**The problem**
Across the entries, how many lines have the string "Convert" in them? Reply with only a number.

**Source material**
━━━

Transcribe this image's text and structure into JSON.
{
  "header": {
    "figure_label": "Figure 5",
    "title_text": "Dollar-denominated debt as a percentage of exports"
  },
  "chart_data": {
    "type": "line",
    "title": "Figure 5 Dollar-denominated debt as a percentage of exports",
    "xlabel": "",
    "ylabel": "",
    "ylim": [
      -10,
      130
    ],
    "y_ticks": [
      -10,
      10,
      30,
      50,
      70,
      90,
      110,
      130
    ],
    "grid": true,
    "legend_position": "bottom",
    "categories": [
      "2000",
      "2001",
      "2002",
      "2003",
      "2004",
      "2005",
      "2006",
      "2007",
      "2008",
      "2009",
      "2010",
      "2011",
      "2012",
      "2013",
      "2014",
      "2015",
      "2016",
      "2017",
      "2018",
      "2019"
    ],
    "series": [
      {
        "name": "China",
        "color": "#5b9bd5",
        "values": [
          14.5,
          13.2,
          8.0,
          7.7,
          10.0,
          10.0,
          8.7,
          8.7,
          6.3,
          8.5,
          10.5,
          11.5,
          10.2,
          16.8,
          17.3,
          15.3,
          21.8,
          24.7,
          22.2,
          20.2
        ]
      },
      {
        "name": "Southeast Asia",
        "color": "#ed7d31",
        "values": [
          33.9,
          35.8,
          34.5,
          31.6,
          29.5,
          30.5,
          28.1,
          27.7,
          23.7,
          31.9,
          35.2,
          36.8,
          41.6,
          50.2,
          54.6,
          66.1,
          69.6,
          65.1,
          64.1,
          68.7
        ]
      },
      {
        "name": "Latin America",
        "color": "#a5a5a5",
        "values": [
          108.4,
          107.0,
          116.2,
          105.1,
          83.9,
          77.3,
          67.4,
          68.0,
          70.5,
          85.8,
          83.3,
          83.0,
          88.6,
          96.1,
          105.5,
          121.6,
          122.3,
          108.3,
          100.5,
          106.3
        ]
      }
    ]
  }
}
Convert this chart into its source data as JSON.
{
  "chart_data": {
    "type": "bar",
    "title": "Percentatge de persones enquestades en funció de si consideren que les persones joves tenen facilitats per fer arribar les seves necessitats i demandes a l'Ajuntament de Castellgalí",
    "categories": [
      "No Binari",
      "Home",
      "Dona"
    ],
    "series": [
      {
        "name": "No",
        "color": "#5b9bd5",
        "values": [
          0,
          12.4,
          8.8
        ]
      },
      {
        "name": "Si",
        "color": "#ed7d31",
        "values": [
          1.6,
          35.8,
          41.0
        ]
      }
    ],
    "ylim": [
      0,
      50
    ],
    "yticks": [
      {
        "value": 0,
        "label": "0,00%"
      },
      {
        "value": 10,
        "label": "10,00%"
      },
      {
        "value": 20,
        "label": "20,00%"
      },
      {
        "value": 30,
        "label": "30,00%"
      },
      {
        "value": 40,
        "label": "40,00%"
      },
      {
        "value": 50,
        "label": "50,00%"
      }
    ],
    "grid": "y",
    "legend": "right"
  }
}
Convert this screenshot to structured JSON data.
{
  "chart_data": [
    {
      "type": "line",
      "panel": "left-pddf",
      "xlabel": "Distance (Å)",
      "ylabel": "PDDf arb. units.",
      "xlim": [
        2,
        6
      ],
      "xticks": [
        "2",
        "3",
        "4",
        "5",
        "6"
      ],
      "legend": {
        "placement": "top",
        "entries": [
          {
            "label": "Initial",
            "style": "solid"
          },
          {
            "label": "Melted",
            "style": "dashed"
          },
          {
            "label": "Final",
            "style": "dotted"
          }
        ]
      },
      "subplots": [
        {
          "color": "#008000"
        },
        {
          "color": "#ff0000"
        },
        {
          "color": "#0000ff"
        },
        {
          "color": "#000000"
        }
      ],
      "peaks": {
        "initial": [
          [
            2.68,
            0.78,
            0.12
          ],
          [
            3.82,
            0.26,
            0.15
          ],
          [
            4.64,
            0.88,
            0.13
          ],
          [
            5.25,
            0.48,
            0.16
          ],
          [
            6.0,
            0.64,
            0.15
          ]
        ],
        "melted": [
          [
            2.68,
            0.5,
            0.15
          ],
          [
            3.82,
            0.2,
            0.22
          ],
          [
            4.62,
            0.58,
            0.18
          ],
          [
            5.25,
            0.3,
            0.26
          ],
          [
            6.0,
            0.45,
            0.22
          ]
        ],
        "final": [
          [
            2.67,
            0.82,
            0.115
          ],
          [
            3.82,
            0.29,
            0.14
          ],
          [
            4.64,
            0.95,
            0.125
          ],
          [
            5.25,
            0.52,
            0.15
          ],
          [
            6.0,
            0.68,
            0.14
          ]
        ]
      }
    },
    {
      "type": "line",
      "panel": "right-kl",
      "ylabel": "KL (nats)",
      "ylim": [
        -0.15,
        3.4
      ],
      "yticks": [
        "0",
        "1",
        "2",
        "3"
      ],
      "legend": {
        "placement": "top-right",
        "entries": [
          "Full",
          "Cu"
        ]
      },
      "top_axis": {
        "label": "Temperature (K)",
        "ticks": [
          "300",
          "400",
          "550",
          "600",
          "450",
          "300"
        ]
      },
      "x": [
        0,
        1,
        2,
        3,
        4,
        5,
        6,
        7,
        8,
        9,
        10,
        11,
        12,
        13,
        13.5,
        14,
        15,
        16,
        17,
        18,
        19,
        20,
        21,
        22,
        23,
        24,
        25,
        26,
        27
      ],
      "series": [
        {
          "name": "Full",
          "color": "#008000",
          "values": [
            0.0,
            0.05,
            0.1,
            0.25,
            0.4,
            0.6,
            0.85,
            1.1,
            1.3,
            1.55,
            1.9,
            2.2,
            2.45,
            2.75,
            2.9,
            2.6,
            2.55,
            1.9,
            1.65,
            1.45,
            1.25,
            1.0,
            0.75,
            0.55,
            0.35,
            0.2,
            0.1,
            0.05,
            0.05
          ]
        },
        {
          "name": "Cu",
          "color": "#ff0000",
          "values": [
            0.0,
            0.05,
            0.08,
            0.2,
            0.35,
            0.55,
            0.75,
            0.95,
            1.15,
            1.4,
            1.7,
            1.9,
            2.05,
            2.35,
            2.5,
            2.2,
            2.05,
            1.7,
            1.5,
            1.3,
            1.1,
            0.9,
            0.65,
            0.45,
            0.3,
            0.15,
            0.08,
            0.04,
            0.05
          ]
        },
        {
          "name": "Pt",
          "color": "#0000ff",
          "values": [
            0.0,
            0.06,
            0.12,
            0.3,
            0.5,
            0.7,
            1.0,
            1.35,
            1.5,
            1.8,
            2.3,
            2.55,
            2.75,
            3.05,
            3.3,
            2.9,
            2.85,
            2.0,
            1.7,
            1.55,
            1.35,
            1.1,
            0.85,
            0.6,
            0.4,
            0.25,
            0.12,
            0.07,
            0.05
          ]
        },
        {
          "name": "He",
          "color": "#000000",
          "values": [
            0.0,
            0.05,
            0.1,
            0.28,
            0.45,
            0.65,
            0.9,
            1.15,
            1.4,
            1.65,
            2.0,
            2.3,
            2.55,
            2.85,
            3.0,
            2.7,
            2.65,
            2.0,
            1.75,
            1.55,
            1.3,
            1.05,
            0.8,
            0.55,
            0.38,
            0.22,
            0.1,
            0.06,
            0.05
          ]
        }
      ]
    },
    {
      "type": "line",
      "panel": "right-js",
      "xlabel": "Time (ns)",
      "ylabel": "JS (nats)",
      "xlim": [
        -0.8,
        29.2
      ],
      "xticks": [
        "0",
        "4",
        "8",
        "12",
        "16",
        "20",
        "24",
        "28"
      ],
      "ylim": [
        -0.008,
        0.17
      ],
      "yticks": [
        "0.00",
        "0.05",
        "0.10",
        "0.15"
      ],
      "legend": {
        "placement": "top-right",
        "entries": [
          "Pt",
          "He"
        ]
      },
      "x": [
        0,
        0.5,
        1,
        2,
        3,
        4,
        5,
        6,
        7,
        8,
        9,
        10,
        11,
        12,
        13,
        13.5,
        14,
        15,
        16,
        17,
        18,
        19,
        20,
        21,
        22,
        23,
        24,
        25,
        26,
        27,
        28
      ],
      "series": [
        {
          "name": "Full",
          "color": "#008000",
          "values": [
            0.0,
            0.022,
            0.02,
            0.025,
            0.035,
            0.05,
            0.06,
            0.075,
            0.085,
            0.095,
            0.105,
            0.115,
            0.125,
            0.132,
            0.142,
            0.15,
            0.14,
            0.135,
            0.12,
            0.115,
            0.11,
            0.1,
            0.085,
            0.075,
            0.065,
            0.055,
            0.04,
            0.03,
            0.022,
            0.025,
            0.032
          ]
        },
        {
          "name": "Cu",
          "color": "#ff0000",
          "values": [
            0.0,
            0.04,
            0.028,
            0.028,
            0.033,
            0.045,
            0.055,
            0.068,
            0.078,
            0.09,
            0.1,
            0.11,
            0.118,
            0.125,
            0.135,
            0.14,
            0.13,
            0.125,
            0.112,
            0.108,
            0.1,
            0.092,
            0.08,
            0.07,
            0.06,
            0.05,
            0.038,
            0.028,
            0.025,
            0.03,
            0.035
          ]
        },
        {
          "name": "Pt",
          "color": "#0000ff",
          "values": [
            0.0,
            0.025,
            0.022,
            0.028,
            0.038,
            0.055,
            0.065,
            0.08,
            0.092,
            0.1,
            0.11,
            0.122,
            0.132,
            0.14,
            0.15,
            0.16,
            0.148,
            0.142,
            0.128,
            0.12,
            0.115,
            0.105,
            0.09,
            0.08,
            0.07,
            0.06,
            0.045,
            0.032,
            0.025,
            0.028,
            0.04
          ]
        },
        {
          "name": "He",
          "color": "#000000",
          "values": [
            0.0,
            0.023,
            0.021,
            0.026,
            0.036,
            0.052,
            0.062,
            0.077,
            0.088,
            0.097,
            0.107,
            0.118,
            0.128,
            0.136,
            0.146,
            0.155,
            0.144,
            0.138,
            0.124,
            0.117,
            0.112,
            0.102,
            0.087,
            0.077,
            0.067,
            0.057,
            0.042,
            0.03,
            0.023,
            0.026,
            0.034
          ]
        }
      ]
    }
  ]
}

━━━

**Output**
2